#### THE PROBLEM
Set down each record below precisely, skipping the pictures.

[Source data]
>>
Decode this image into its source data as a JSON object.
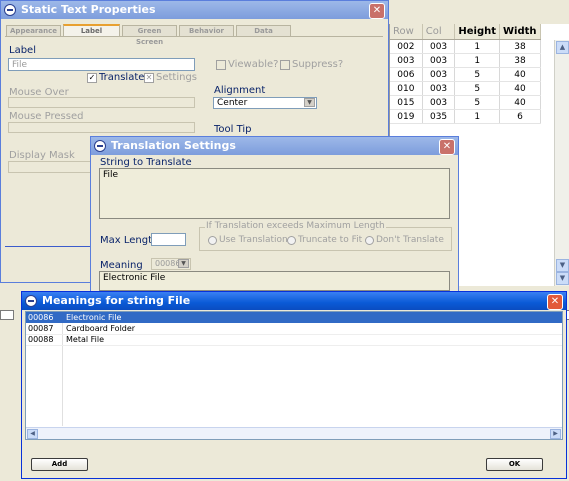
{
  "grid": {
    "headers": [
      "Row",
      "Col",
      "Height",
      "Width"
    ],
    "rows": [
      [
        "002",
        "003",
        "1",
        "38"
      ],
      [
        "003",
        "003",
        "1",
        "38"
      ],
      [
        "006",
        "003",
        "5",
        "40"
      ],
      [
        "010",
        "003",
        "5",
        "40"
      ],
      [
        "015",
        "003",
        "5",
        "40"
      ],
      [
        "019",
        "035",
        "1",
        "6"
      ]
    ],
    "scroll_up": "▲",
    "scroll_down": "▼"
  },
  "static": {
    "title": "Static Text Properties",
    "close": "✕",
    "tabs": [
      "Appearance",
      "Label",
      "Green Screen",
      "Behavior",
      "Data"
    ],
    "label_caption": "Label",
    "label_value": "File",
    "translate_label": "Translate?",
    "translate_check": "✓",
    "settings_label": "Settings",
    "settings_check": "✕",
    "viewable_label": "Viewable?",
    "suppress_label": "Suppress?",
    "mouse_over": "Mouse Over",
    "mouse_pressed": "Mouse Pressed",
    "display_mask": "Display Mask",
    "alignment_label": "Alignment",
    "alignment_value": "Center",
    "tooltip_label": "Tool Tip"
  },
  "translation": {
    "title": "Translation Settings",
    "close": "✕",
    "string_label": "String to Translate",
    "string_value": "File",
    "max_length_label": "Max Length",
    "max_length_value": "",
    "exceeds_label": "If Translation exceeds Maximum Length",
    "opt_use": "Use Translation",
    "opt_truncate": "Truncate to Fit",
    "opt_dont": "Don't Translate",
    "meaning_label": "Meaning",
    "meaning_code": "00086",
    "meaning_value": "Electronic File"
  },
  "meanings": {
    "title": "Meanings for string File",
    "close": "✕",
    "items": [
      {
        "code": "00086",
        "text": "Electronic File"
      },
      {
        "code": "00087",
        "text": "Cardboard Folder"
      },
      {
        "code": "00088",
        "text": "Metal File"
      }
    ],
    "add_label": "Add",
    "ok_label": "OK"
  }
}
<<
#### RESULT BELOW
Decode this image into its source data as a JSON object.
{
  "grid": {
    "headers": [
      "Row",
      "Col",
      "Height",
      "Width"
    ],
    "rows": [
      [
        "002",
        "003",
        "1",
        "38"
      ],
      [
        "003",
        "003",
        "1",
        "38"
      ],
      [
        "006",
        "003",
        "5",
        "40"
      ],
      [
        "010",
        "003",
        "5",
        "40"
      ],
      [
        "015",
        "003",
        "5",
        "40"
      ],
      [
        "019",
        "035",
        "1",
        "6"
      ]
    ],
    "scroll_up": "▲",
    "scroll_down": "▼"
  },
  "static": {
    "title": "Static Text Properties",
    "close": "✕",
    "tabs": [
      "Appearance",
      "Label",
      "Green Screen",
      "Behavior",
      "Data"
    ],
    "label_caption": "Label",
    "label_value": "File",
    "translate_label": "Translate?",
    "translate_check": "✓",
    "settings_label": "Settings",
    "settings_check": "✕",
    "viewable_label": "Viewable?",
    "suppress_label": "Suppress?",
    "mouse_over": "Mouse Over",
    "mouse_pressed": "Mouse Pressed",
    "display_mask": "Display Mask",
    "alignment_label": "Alignment",
    "alignment_value": "Center",
    "tooltip_label": "Tool Tip"
  },
  "translation": {
    "title": "Translation Settings",
    "close": "✕",
    "string_label": "String to Translate",
    "string_value": "File",
    "max_length_label": "Max Length",
    "max_length_value": "",
    "exceeds_label": "If Translation exceeds Maximum Length",
    "opt_use": "Use Translation",
    "opt_truncate": "Truncate to Fit",
    "opt_dont": "Don't Translate",
    "meaning_label": "Meaning",
    "meaning_code": "00086",
    "meaning_value": "Electronic File"
  },
  "meanings": {
    "title": "Meanings for string File",
    "close": "✕",
    "items": [
      {
        "code": "00086",
        "text": "Electronic File"
      },
      {
        "code": "00087",
        "text": "Cardboard Folder"
      },
      {
        "code": "00088",
        "text": "Metal File"
      }
    ],
    "add_label": "Add",
    "ok_label": "OK"
  }
}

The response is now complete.